=== Saved entries ===
▼

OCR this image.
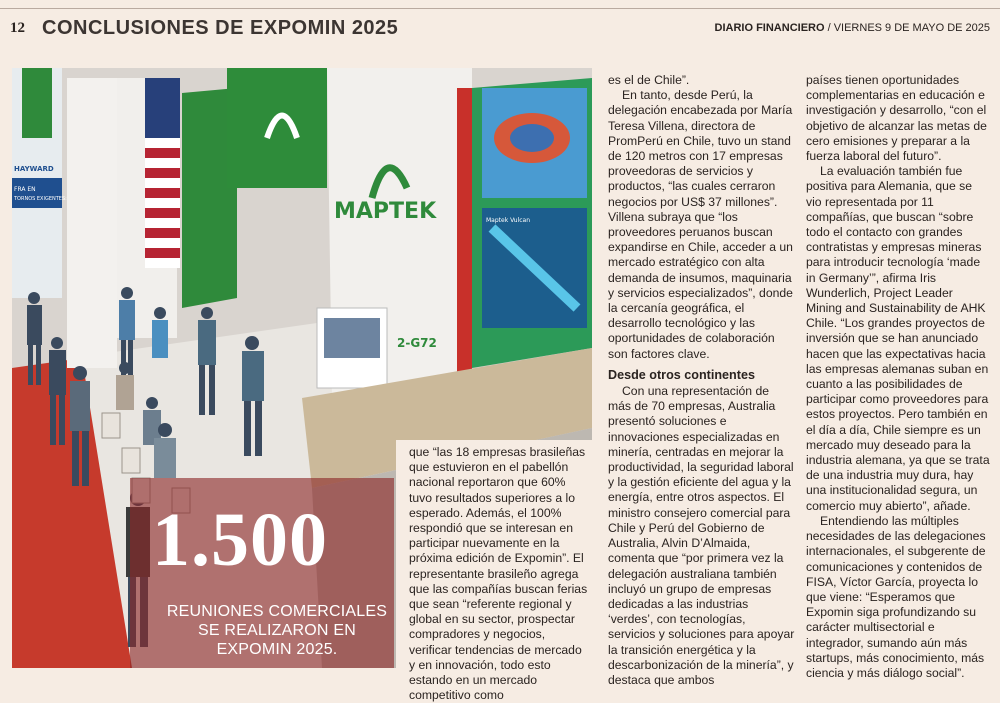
12 CONCLUSIONES DE EXPOMIN 2025	DIARIO FINANCIERO / VIERNES 9 DE MAYO DE 2025
HAYWARD
FRA EN
TORNOS EXIGENTES:	MAPTEK
2-G72
Maptek Vulcan
1.500
REUNIONES COMERCIALES SE REALIZARON EN EXPOMIN 2025.

que “las 18 empresas brasileñas que estuvieron en el pabellón nacional reportaron que 60% tuvo resultados superiores a lo esperado. Además, el 100% respondió que se interesan en participar nuevamente en la próxima edición de Expomin”. El representante brasileño agrega que las compañías buscan ferias que sean “referente regional y global en su sector, prospectar compradores y negocios, verificar tendencias de mercado y en innovación, todo esto estando en un mercado competitivo como

es el de Chile”.

En tanto, desde Perú, la delegación encabezada por María Teresa Villena, directora de PromPerú en Chile, tuvo un stand de 120 metros con 17 empresas proveedoras de servicios y productos, “las cuales cerraron negocios por US$ 37 millones”. Villena subraya que “los proveedores peruanos buscan expandirse en Chile, acceder a un mercado estratégico con alta demanda de insumos, maquinaria y servicios especializados”, donde la cercanía geográfica, el desarrollo tecnológico y las oportunidades de colaboración son factores clave.

Desde otros continentes

Con una representación de más de 70 empresas, Australia presentó soluciones e innovaciones especializadas en minería, centradas en mejorar la productividad, la seguridad laboral y la gestión eficiente del agua y la energía, entre otros aspectos. El ministro consejero comercial para Chile y Perú del Gobierno de Australia, Alvin D’Almaida, comenta que “por primera vez la delegación australiana también incluyó un grupo de empresas dedicadas a las industrias ‘verdes’, con tecnologías, servicios y soluciones para apoyar la transición energética y la descarbonización de la minería”, y destaca que ambos

países tienen oportunidades complementarias en educación e investigación y desarrollo, “con el objetivo de alcanzar las metas de cero emisiones y preparar a la fuerza laboral del futuro”.

La evaluación también fue positiva para Alemania, que se vio representada por 11 compañías, que buscan “sobre todo el contacto con grandes contratistas y empresas mineras para introducir tecnología ‘made in Germany’”, afirma Iris Wunderlich, Project Leader Mining and Sustainability de AHK Chile. “Los grandes proyectos de inversión que se han anunciado hacen que las expectativas hacia las empresas alemanas suban en cuanto a las posibilidades de participar como proveedores para estos proyectos. Pero también en el día a día, Chile siempre es un mercado muy deseado para la industria alemana, ya que se trata de una industria muy dura, hay una institucionalidad segura, un comercio muy abierto”, añade.

Entendiendo las múltiples necesidades de las delegaciones internacionales, el subgerente de comunicaciones y contenidos de FISA, Víctor García, proyecta lo que viene: “Esperamos que Expomin siga profundizando su carácter multisectorial e integrador, sumando aún más startups, más conocimiento, más ciencia y más diálogo social”.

▲

=== Goal of the exercise ===
Reproduce every line exactly and omit all pictures.

=== The answer ===
OCR this image.
12 CONCLUSIONES DE EXPOMIN 2025	DIARIO FINANCIERO / VIERNES 9 DE MAYO DE 2025
HAYWARD
FRA EN
TORNOS EXIGENTES:	MAPTEK
2-G72
Maptek Vulcan
1.500
REUNIONES COMERCIALES SE REALIZARON EN EXPOMIN 2025.

que “las 18 empresas brasileñas que estuvieron en el pabellón nacional reportaron que 60% tuvo resultados superiores a lo esperado. Además, el 100% respondió que se interesan en participar nuevamente en la próxima edición de Expomin”. El representante brasileño agrega que las compañías buscan ferias que sean “referente regional y global en su sector, prospectar compradores y negocios, verificar tendencias de mercado y en innovación, todo esto estando en un mercado competitivo como

es el de Chile”.

En tanto, desde Perú, la delegación encabezada por María Teresa Villena, directora de PromPerú en Chile, tuvo un stand de 120 metros con 17 empresas proveedoras de servicios y productos, “las cuales cerraron negocios por US$ 37 millones”. Villena subraya que “los proveedores peruanos buscan expandirse en Chile, acceder a un mercado estratégico con alta demanda de insumos, maquinaria y servicios especializados”, donde la cercanía geográfica, el desarrollo tecnológico y las oportunidades de colaboración son factores clave.

Desde otros continentes

Con una representación de más de 70 empresas, Australia presentó soluciones e innovaciones especializadas en minería, centradas en mejorar la productividad, la seguridad laboral y la gestión eficiente del agua y la energía, entre otros aspectos. El ministro consejero comercial para Chile y Perú del Gobierno de Australia, Alvin D’Almaida, comenta que “por primera vez la delegación australiana también incluyó un grupo de empresas dedicadas a las industrias ‘verdes’, con tecnologías, servicios y soluciones para apoyar la transición energética y la descarbonización de la minería”, y destaca que ambos

países tienen oportunidades complementarias en educación e investigación y desarrollo, “con el objetivo de alcanzar las metas de cero emisiones y preparar a la fuerza laboral del futuro”.

La evaluación también fue positiva para Alemania, que se vio representada por 11 compañías, que buscan “sobre todo el contacto con grandes contratistas y empresas mineras para introducir tecnología ‘made in Germany’”, afirma Iris Wunderlich, Project Leader Mining and Sustainability de AHK Chile. “Los grandes proyectos de inversión que se han anunciado hacen que las expectativas hacia las empresas alemanas suban en cuanto a las posibilidades de participar como proveedores para estos proyectos. Pero también en el día a día, Chile siempre es un mercado muy deseado para la industria alemana, ya que se trata de una industria muy dura, hay una institucionalidad segura, un comercio muy abierto”, añade.

Entendiendo las múltiples necesidades de las delegaciones internacionales, el subgerente de comunicaciones y contenidos de FISA, Víctor García, proyecta lo que viene: “Esperamos que Expomin siga profundizando su carácter multisectorial e integrador, sumando aún más startups, más conocimiento, más ciencia y más diálogo social”.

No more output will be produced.